Exercise input

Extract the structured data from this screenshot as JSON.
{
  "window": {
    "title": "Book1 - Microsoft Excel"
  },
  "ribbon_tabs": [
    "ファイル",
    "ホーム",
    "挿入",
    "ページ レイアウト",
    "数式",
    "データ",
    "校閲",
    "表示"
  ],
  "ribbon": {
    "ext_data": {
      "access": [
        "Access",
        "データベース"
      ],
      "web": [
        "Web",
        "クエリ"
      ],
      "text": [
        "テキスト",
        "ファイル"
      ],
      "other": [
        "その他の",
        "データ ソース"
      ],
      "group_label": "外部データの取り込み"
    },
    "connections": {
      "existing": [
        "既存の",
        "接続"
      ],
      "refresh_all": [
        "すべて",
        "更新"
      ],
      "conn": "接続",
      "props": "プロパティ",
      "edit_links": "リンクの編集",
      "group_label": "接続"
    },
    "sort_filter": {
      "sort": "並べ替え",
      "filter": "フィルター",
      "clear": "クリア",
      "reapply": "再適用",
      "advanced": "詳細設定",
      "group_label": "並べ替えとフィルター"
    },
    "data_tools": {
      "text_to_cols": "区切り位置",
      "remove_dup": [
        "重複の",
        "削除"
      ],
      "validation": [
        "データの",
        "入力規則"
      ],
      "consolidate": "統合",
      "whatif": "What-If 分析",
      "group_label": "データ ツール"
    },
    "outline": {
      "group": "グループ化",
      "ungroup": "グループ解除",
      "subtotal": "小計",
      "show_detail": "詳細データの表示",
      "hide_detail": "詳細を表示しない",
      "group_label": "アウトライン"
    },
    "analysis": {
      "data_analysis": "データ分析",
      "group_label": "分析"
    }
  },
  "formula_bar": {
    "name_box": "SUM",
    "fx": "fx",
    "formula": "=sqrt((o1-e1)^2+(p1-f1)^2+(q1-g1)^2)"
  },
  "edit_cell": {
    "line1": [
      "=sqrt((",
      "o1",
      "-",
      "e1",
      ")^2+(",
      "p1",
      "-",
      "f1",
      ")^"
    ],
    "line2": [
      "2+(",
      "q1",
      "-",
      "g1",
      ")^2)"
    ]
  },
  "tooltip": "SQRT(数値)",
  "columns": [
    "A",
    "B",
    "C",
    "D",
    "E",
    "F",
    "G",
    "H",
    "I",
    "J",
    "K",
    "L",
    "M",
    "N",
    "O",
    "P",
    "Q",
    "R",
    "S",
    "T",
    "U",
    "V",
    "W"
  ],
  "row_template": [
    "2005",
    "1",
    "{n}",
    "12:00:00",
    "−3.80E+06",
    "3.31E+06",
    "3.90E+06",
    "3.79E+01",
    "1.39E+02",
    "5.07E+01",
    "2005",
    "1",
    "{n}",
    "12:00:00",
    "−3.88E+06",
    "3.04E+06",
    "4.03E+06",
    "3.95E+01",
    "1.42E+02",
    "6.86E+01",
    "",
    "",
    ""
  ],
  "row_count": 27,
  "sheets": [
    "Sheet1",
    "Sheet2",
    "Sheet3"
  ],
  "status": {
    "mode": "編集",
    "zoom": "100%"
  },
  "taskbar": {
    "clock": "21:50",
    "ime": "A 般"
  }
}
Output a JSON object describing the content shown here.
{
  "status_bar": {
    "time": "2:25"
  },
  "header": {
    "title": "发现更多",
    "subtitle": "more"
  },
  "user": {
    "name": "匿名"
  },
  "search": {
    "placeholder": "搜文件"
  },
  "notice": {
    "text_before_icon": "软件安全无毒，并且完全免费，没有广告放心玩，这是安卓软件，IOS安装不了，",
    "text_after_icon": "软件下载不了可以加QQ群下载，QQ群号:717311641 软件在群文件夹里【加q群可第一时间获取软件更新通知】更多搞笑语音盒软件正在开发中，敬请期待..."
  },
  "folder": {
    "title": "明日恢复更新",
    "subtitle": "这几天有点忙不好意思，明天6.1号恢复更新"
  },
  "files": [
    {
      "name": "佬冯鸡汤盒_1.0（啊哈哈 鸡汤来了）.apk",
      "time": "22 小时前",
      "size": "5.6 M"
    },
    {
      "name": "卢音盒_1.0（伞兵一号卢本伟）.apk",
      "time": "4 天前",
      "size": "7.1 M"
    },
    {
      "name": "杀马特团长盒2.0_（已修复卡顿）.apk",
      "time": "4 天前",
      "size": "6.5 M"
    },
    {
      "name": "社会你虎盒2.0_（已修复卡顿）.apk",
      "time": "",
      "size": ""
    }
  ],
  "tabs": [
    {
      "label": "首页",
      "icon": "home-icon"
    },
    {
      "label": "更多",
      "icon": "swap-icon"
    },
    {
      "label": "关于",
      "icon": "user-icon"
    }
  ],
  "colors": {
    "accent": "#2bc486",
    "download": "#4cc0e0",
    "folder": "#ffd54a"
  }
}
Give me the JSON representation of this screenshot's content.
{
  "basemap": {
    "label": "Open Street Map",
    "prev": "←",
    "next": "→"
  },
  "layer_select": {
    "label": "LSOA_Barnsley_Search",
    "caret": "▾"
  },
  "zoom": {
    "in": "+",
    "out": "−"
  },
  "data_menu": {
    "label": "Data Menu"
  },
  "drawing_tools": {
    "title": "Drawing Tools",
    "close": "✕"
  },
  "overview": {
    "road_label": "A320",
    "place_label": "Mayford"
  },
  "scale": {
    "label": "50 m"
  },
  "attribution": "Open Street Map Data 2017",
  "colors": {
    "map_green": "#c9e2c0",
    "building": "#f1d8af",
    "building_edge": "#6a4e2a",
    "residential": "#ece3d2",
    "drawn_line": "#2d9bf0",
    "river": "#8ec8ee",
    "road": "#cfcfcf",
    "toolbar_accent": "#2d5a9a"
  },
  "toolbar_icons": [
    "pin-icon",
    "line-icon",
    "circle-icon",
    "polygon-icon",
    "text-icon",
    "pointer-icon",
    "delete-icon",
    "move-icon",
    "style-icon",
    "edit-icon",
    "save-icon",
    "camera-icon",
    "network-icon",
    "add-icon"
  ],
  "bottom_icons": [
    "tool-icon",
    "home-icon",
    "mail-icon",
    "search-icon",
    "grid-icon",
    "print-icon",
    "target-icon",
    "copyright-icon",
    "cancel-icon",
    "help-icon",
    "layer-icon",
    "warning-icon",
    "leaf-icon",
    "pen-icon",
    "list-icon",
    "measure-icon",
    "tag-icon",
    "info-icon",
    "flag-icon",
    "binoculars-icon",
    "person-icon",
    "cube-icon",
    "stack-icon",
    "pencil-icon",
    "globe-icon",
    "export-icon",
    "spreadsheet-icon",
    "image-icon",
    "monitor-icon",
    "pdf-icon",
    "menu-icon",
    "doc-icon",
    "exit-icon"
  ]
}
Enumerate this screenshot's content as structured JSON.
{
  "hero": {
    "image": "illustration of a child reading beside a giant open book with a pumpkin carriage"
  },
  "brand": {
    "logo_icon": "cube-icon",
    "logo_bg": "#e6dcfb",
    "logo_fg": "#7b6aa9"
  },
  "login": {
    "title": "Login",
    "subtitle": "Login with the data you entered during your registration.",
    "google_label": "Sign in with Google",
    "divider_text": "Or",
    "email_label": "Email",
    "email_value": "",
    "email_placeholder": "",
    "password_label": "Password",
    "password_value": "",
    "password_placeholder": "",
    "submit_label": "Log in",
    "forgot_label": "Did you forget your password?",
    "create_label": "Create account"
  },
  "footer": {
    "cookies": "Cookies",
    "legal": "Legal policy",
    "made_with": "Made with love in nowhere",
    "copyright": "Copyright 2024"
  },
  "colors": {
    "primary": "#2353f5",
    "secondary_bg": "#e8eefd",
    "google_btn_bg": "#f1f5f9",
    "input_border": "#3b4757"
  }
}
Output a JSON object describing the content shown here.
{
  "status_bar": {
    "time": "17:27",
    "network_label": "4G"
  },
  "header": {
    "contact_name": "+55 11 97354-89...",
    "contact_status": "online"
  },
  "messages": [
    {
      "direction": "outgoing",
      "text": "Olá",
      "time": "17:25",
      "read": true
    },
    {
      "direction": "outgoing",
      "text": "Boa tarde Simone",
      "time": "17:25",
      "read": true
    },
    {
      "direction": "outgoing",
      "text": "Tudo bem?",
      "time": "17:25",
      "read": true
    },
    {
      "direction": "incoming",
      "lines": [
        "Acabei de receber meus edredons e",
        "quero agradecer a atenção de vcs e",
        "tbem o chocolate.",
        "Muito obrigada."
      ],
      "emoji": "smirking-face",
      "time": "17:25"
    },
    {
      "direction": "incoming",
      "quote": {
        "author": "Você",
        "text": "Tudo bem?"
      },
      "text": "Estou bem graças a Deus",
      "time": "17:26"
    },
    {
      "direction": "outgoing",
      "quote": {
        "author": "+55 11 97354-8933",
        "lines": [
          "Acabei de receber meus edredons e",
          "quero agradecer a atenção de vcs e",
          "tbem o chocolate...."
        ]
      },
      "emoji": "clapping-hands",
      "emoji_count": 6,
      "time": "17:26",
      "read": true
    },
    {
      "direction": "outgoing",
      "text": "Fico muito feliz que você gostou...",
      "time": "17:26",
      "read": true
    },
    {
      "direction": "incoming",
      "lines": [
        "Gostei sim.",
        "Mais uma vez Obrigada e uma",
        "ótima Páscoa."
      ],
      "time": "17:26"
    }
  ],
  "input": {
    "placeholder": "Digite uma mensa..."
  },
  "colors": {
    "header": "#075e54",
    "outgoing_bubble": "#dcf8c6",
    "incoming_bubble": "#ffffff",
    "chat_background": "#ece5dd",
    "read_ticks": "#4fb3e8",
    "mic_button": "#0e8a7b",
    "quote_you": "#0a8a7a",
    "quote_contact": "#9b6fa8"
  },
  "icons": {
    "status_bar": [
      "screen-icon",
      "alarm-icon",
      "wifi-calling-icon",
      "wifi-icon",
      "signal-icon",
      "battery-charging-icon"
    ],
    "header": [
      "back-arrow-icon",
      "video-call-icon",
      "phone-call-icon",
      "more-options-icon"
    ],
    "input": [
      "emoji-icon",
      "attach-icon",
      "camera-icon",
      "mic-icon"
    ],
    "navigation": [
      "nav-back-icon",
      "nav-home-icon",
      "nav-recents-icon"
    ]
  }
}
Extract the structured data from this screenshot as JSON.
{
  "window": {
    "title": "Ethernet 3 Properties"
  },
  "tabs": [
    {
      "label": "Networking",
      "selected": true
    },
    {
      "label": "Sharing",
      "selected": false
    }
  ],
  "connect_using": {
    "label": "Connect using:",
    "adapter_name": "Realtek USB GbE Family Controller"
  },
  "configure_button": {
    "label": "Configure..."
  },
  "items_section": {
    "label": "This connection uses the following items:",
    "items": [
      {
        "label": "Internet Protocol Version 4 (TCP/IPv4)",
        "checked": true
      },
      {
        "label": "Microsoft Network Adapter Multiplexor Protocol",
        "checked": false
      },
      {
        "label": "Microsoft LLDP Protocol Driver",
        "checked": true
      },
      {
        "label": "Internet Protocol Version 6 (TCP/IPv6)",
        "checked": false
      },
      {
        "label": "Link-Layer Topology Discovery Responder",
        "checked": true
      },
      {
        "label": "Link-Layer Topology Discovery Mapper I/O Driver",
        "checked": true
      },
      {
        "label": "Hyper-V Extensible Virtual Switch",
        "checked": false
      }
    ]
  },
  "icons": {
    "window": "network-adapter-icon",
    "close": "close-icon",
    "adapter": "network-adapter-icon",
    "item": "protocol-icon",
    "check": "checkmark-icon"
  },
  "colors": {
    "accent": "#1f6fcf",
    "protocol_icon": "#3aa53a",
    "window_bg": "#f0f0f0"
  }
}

Written problem
Copy every line that contains the string "Acabei".

Correct response
        "Acabei de receber meus edredons e",
          "Acabei de receber meus edredons e",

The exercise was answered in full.